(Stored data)
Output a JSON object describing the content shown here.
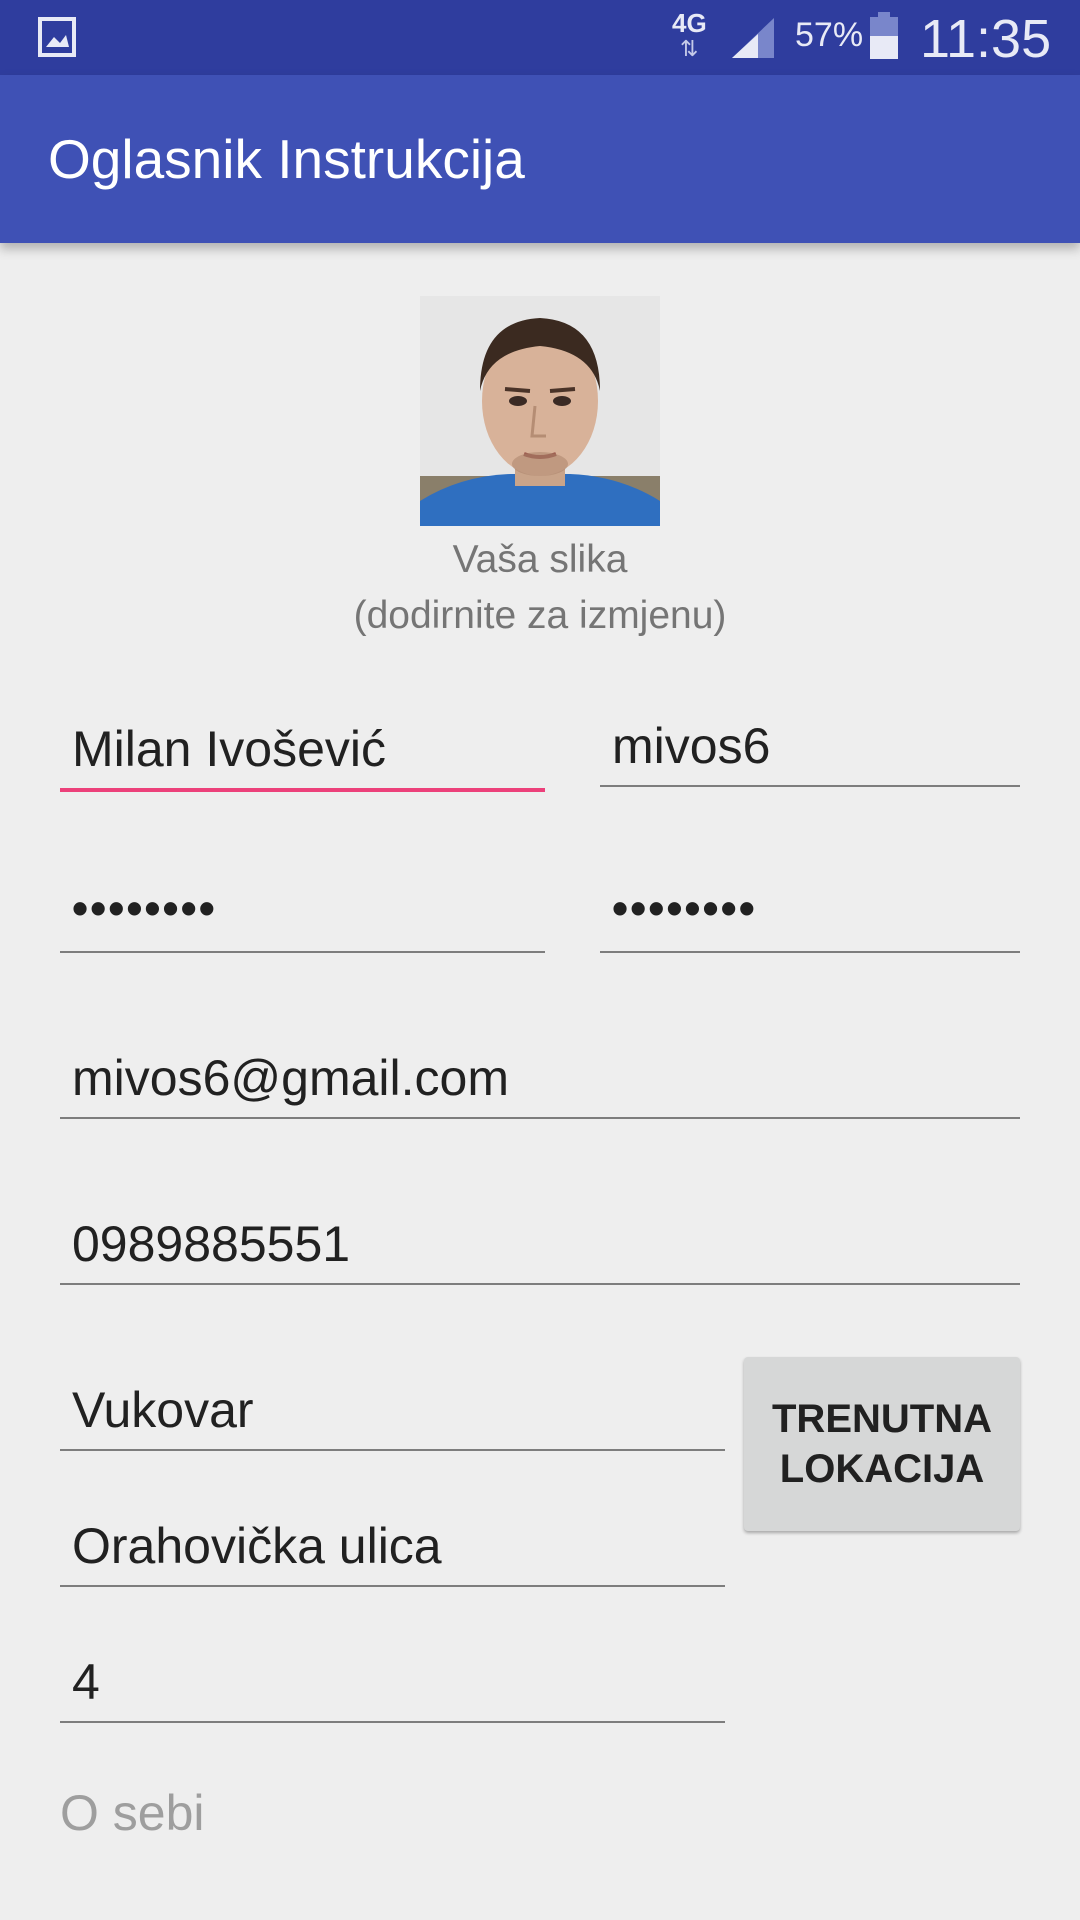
{
  "status_bar": {
    "network": "4G",
    "network_arrows": "⇅",
    "battery_percent": "57%",
    "time": "11:35",
    "icons": [
      "gallery-icon",
      "signal-icon",
      "battery-icon"
    ]
  },
  "app_bar": {
    "title": "Oglasnik Instrukcija"
  },
  "profile": {
    "photo_caption_line1": "Vaša slika",
    "photo_caption_line2": "(dodirnite za izmjenu)"
  },
  "form": {
    "full_name": "Milan Ivošević",
    "username": "mivos6",
    "password": "••••••••",
    "password_repeat": "••••••••",
    "email": "mivos6@gmail.com",
    "phone": "0989885551",
    "city": "Vukovar",
    "street": "Orahovička ulica",
    "house_number": "4",
    "about_placeholder": "O sebi",
    "location_button": "TRENUTNA\nLOKACIJA"
  },
  "colors": {
    "status_bar": "#2f3d9e",
    "app_bar": "#3f51b5",
    "accent": "#ec407a",
    "background": "#eeeeee"
  }
}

▸ Set exercise: Output, exactly, all the records above; include no pictures.

▸ Exercise response:
Output a JSON object describing the content shown here.
{
  "status_bar": {
    "network": "4G",
    "network_arrows": "⇅",
    "battery_percent": "57%",
    "time": "11:35",
    "icons": [
      "gallery-icon",
      "signal-icon",
      "battery-icon"
    ]
  },
  "app_bar": {
    "title": "Oglasnik Instrukcija"
  },
  "profile": {
    "photo_caption_line1": "Vaša slika",
    "photo_caption_line2": "(dodirnite za izmjenu)"
  },
  "form": {
    "full_name": "Milan Ivošević",
    "username": "mivos6",
    "password": "••••••••",
    "password_repeat": "••••••••",
    "email": "mivos6@gmail.com",
    "phone": "0989885551",
    "city": "Vukovar",
    "street": "Orahovička ulica",
    "house_number": "4",
    "about_placeholder": "O sebi",
    "location_button": "TRENUTNA\nLOKACIJA"
  },
  "colors": {
    "status_bar": "#2f3d9e",
    "app_bar": "#3f51b5",
    "accent": "#ec407a",
    "background": "#eeeeee"
  }
}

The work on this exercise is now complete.